What is expected> Quote the records beneath, complete and exact. Leave out images.

## BEGIN Record set

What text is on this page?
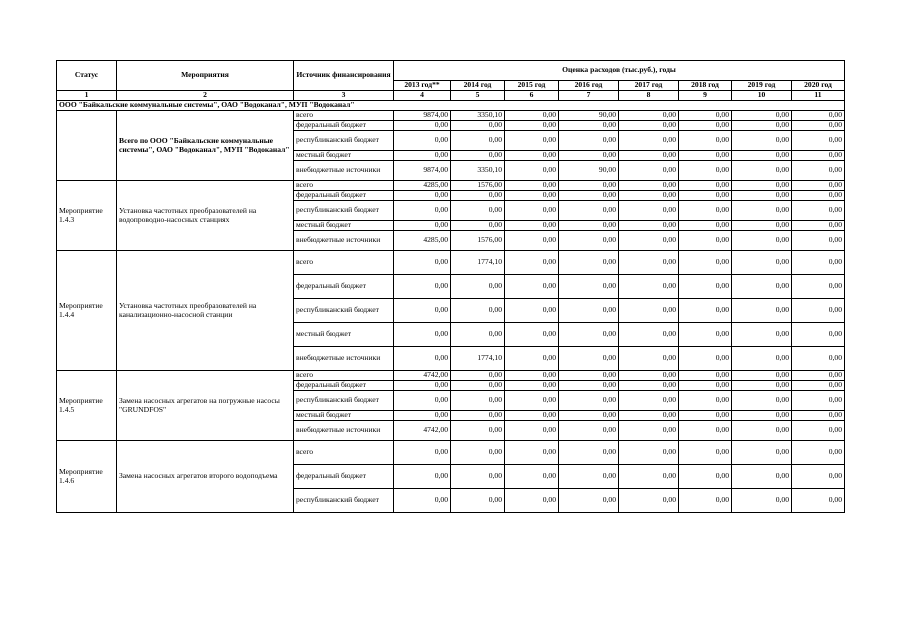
Статус	Мероприятия	Источник финансирования	Оценка расходов (тыс.руб.), годы							
			2013 год**	2014 год	2015 год	2016 год	2017 год	2018 год	2019 год	2020 год
1	2	3	4	5	6	7	8	9	10	11
ООО "Байкальские коммунальные системы", ОАО "Водоканал", МУП "Водоканал"										
	Всего по ООО "Байкальские коммунальные системы", ОАО "Водоканал", МУП "Водоканал"	всего	9874,00	3350,10	0,00	90,00	0,00	0,00	0,00	0,00
		федеральный бюджет	0,00	0,00	0,00	0,00	0,00	0,00	0,00	0,00
		республиканский бюджет	0,00	0,00	0,00	0,00	0,00	0,00	0,00	0,00
		местный бюджет	0,00	0,00	0,00	0,00	0,00	0,00	0,00	0,00
		внебюджетные источники	9874,00	3350,10	0,00	90,00	0,00	0,00	0,00	0,00
Мероприятие 1.4.3	Установка частотных преобразователей на водопроводно-насосных станциях	всего	4285,00	1576,00	0,00	0,00	0,00	0,00	0,00	0,00
		федеральный бюджет	0,00	0,00	0,00	0,00	0,00	0,00	0,00	0,00
		республиканский бюджет	0,00	0,00	0,00	0,00	0,00	0,00	0,00	0,00
		местный бюджет	0,00	0,00	0,00	0,00	0,00	0,00	0,00	0,00
		внебюджетные источники	4285,00	1576,00	0,00	0,00	0,00	0,00	0,00	0,00
Мероприятие 1.4.4	Установка частотных преобразователей на канализационно-насосной станции	всего	0,00	1774,10	0,00	0,00	0,00	0,00	0,00	0,00
		федеральный бюджет	0,00	0,00	0,00	0,00	0,00	0,00	0,00	0,00
		республиканский бюджет	0,00	0,00	0,00	0,00	0,00	0,00	0,00	0,00
		местный бюджет	0,00	0,00	0,00	0,00	0,00	0,00	0,00	0,00
		внебюджетные источники	0,00	1774,10	0,00	0,00	0,00	0,00	0,00	0,00
Мероприятие 1.4.5	Замена насосных агрегатов на погружные насосы "GRUNDFOS"	всего	4742,00	0,00	0,00	0,00	0,00	0,00	0,00	0,00
		федеральный бюджет	0,00	0,00	0,00	0,00	0,00	0,00	0,00	0,00
		республиканский бюджет	0,00	0,00	0,00	0,00	0,00	0,00	0,00	0,00
		местный бюджет	0,00	0,00	0,00	0,00	0,00	0,00	0,00	0,00
		внебюджетные источники	4742,00	0,00	0,00	0,00	0,00	0,00	0,00	0,00
Мероприятие 1.4.6	Замена насосных агрегатов второго водоподъема	всего	0,00	0,00	0,00	0,00	0,00	0,00	0,00	0,00
		федеральный бюджет	0,00	0,00	0,00	0,00	0,00	0,00	0,00	0,00
		республиканский бюджет	0,00	0,00	0,00	0,00	0,00	0,00	0,00	0,00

## END Record set

Response>
What text is on this page?
Статус	Мероприятия	Источник финансирования	Оценка расходов (тыс.руб.), годы							
			2013 год**	2014 год	2015 год	2016 год	2017 год	2018 год	2019 год	2020 год
1	2	3	4	5	6	7	8	9	10	11
ООО "Байкальские коммунальные системы", ОАО "Водоканал", МУП "Водоканал"										
	Всего по ООО "Байкальские коммунальные системы", ОАО "Водоканал", МУП "Водоканал"	всего	9874,00	3350,10	0,00	90,00	0,00	0,00	0,00	0,00
		федеральный бюджет	0,00	0,00	0,00	0,00	0,00	0,00	0,00	0,00
		республиканский бюджет	0,00	0,00	0,00	0,00	0,00	0,00	0,00	0,00
		местный бюджет	0,00	0,00	0,00	0,00	0,00	0,00	0,00	0,00
		внебюджетные источники	9874,00	3350,10	0,00	90,00	0,00	0,00	0,00	0,00
Мероприятие 1.4.3	Установка частотных преобразователей на водопроводно-насосных станциях	всего	4285,00	1576,00	0,00	0,00	0,00	0,00	0,00	0,00
		федеральный бюджет	0,00	0,00	0,00	0,00	0,00	0,00	0,00	0,00
		республиканский бюджет	0,00	0,00	0,00	0,00	0,00	0,00	0,00	0,00
		местный бюджет	0,00	0,00	0,00	0,00	0,00	0,00	0,00	0,00
		внебюджетные источники	4285,00	1576,00	0,00	0,00	0,00	0,00	0,00	0,00
Мероприятие 1.4.4	Установка частотных преобразователей на канализационно-насосной станции	всего	0,00	1774,10	0,00	0,00	0,00	0,00	0,00	0,00
		федеральный бюджет	0,00	0,00	0,00	0,00	0,00	0,00	0,00	0,00
		республиканский бюджет	0,00	0,00	0,00	0,00	0,00	0,00	0,00	0,00
		местный бюджет	0,00	0,00	0,00	0,00	0,00	0,00	0,00	0,00
		внебюджетные источники	0,00	1774,10	0,00	0,00	0,00	0,00	0,00	0,00
Мероприятие 1.4.5	Замена насосных агрегатов на погружные насосы "GRUNDFOS"	всего	4742,00	0,00	0,00	0,00	0,00	0,00	0,00	0,00
		федеральный бюджет	0,00	0,00	0,00	0,00	0,00	0,00	0,00	0,00
		республиканский бюджет	0,00	0,00	0,00	0,00	0,00	0,00	0,00	0,00
		местный бюджет	0,00	0,00	0,00	0,00	0,00	0,00	0,00	0,00
		внебюджетные источники	4742,00	0,00	0,00	0,00	0,00	0,00	0,00	0,00
Мероприятие 1.4.6	Замена насосных агрегатов второго водоподъема	всего	0,00	0,00	0,00	0,00	0,00	0,00	0,00	0,00
		федеральный бюджет	0,00	0,00	0,00	0,00	0,00	0,00	0,00	0,00
		республиканский бюджет	0,00	0,00	0,00	0,00	0,00	0,00	0,00	0,00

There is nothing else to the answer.